Task instructions:
Reading down the listing below, count the lines where the word "label" shows up, then give only that count.

[Start]

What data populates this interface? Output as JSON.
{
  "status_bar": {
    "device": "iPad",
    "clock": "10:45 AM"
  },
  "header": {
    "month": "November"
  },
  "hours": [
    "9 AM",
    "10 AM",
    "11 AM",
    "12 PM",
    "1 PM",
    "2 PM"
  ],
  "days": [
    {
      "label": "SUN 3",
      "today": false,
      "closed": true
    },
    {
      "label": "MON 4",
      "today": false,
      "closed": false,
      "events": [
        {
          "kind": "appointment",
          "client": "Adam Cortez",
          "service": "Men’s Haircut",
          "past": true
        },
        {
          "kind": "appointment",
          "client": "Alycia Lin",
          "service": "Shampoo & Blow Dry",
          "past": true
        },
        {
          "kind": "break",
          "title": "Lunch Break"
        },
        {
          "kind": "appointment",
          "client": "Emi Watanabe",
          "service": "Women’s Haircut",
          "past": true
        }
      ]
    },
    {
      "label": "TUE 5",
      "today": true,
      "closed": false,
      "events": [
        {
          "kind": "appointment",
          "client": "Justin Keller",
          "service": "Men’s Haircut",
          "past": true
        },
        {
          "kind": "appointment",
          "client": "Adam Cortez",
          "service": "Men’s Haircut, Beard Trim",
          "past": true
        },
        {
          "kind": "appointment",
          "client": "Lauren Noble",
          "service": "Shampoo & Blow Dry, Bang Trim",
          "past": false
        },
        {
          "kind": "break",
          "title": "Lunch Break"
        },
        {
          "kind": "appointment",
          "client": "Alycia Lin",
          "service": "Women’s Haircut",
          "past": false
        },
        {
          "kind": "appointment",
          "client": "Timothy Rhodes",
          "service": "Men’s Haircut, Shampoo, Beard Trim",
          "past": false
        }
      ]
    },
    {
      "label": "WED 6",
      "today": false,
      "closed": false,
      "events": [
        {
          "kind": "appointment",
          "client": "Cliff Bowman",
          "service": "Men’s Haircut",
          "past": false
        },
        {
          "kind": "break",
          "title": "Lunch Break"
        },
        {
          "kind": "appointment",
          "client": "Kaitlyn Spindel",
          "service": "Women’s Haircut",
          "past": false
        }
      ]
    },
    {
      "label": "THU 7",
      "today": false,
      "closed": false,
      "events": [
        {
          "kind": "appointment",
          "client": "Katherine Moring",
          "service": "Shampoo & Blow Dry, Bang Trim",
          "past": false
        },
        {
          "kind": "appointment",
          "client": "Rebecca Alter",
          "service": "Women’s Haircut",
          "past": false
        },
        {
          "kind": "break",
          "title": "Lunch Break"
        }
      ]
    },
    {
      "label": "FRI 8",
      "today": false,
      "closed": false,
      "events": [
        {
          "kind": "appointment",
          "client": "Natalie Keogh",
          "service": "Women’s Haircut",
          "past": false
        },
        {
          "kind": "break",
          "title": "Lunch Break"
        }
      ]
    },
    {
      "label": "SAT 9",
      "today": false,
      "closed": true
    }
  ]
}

[End]

Worked answer:
7